◆ Exercise description
Copy each of the following rows word for word.

(Element location listings)
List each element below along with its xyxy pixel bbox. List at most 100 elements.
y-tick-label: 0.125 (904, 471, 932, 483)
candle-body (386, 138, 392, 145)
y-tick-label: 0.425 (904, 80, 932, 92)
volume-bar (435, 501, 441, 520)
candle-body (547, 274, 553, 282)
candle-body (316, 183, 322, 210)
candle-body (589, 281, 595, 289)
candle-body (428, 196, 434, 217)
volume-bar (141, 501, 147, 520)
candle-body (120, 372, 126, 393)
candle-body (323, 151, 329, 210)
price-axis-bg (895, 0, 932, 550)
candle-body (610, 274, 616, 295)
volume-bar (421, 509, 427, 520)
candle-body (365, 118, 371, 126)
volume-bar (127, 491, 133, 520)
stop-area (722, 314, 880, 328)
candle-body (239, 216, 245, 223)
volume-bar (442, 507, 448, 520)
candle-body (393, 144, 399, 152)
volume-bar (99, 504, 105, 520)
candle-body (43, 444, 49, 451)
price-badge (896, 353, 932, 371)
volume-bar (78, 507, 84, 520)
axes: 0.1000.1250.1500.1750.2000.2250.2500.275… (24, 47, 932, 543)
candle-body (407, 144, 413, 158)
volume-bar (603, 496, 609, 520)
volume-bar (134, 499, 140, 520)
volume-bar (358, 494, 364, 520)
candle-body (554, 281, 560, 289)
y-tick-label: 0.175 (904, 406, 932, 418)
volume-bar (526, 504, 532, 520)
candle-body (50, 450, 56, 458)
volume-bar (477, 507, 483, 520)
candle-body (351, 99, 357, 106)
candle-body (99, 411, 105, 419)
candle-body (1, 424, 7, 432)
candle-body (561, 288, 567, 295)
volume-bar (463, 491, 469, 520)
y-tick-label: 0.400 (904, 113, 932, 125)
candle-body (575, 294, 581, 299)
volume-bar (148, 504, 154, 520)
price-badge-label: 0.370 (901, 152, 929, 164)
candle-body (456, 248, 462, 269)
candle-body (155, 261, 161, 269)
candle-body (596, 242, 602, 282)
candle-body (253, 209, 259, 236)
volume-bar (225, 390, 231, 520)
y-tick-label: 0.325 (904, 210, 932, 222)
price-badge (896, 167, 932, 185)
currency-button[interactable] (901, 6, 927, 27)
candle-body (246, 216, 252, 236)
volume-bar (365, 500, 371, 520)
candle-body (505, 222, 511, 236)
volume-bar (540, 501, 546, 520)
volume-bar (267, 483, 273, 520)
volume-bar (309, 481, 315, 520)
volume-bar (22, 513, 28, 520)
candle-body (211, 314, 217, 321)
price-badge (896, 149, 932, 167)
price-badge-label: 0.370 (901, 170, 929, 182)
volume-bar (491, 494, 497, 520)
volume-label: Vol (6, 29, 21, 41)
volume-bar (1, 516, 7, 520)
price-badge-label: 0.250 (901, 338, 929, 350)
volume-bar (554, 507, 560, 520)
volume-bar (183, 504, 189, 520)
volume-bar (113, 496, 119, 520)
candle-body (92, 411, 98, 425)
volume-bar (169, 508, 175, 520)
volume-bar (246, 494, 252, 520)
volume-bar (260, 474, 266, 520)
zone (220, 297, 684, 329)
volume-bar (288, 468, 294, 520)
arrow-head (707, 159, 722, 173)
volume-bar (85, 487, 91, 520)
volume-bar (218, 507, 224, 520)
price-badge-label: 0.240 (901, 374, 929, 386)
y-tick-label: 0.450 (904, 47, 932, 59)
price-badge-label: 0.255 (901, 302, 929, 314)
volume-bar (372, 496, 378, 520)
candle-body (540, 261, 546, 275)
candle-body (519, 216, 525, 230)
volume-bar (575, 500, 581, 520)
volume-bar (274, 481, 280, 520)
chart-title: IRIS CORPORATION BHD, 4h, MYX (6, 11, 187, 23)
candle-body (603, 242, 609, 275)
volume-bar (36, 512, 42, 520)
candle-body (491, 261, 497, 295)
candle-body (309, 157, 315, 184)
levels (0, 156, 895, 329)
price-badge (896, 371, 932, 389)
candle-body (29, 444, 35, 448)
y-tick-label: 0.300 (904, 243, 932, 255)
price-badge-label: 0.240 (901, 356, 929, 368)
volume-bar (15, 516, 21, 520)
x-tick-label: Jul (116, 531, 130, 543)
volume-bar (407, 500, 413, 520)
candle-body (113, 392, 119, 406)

◆ Answer to this task
List each element below along with its xyxy pixel bbox. List at most 100 elements.
y-tick-label: 0.125 (904, 471, 932, 483)
candle-body (386, 138, 392, 145)
y-tick-label: 0.425 (904, 80, 932, 92)
volume-bar (435, 501, 441, 520)
candle-body (547, 274, 553, 282)
candle-body (316, 183, 322, 210)
candle-body (589, 281, 595, 289)
candle-body (428, 196, 434, 217)
volume-bar (141, 501, 147, 520)
candle-body (120, 372, 126, 393)
candle-body (323, 151, 329, 210)
price-axis-bg (895, 0, 932, 550)
candle-body (610, 274, 616, 295)
volume-bar (421, 509, 427, 520)
candle-body (365, 118, 371, 126)
volume-bar (127, 491, 133, 520)
stop-area (722, 314, 880, 328)
candle-body (239, 216, 245, 223)
volume-bar (442, 507, 448, 520)
candle-body (393, 144, 399, 152)
volume-bar (99, 504, 105, 520)
candle-body (43, 444, 49, 451)
price-badge (896, 353, 932, 371)
volume-bar (78, 507, 84, 520)
axes: 0.1000.1250.1500.1750.2000.2250.2500.275… (24, 47, 932, 543)
candle-body (407, 144, 413, 158)
volume-bar (603, 496, 609, 520)
volume-bar (134, 499, 140, 520)
volume-bar (358, 494, 364, 520)
candle-body (554, 281, 560, 289)
y-tick-label: 0.175 (904, 406, 932, 418)
volume-bar (526, 504, 532, 520)
candle-body (50, 450, 56, 458)
volume-bar (477, 507, 483, 520)
candle-body (351, 99, 357, 106)
candle-body (99, 411, 105, 419)
candle-body (1, 424, 7, 432)
candle-body (561, 288, 567, 295)
volume-bar (463, 491, 469, 520)
y-tick-label: 0.400 (904, 113, 932, 125)
candle-body (575, 294, 581, 299)
volume-bar (148, 504, 154, 520)
price-badge-label: 0.370 (901, 152, 929, 164)
candle-body (456, 248, 462, 269)
candle-body (155, 261, 161, 269)
candle-body (596, 242, 602, 282)
candle-body (253, 209, 259, 236)
volume-bar (225, 390, 231, 520)
y-tick-label: 0.325 (904, 210, 932, 222)
price-badge (896, 167, 932, 185)
currency-button[interactable] (901, 6, 927, 27)
candle-body (246, 216, 252, 236)
volume-bar (365, 500, 371, 520)
candle-body (505, 222, 511, 236)
volume-bar (540, 501, 546, 520)
volume-bar (267, 483, 273, 520)
volume-bar (309, 481, 315, 520)
volume-bar (22, 513, 28, 520)
candle-body (211, 314, 217, 321)
price-badge (896, 149, 932, 167)
price-badge-label: 0.370 (901, 170, 929, 182)
volume-bar (491, 494, 497, 520)
volume-label: Vol (6, 29, 21, 41)
volume-bar (1, 516, 7, 520)
price-badge-label: 0.250 (901, 338, 929, 350)
volume-bar (554, 507, 560, 520)
volume-bar (183, 504, 189, 520)
volume-bar (113, 496, 119, 520)
candle-body (92, 411, 98, 425)
volume-bar (169, 508, 175, 520)
volume-bar (246, 494, 252, 520)
volume-bar (260, 474, 266, 520)
zone (220, 297, 684, 329)
volume-bar (288, 468, 294, 520)
arrow-head (707, 159, 722, 173)
volume-bar (85, 487, 91, 520)
volume-bar (218, 507, 224, 520)
price-badge-label: 0.240 (901, 374, 929, 386)
y-tick-label: 0.450 (904, 47, 932, 59)
price-badge-label: 0.255 (901, 302, 929, 314)
volume-bar (372, 496, 378, 520)
candle-body (540, 261, 546, 275)
candle-body (519, 216, 525, 230)
volume-bar (575, 500, 581, 520)
volume-bar (274, 481, 280, 520)
chart-title: IRIS CORPORATION BHD, 4h, MYX (6, 11, 187, 23)
candle-body (603, 242, 609, 275)
volume-bar (36, 512, 42, 520)
candle-body (491, 261, 497, 295)
candle-body (309, 157, 315, 184)
levels (0, 156, 895, 329)
price-badge (896, 371, 932, 389)
candle-body (29, 444, 35, 448)
y-tick-label: 0.300 (904, 243, 932, 255)
price-badge-label: 0.240 (901, 356, 929, 368)
volume-bar (15, 516, 21, 520)
x-tick-label: Jul (116, 531, 130, 543)
volume-bar (407, 500, 413, 520)
candle-body (113, 392, 119, 406)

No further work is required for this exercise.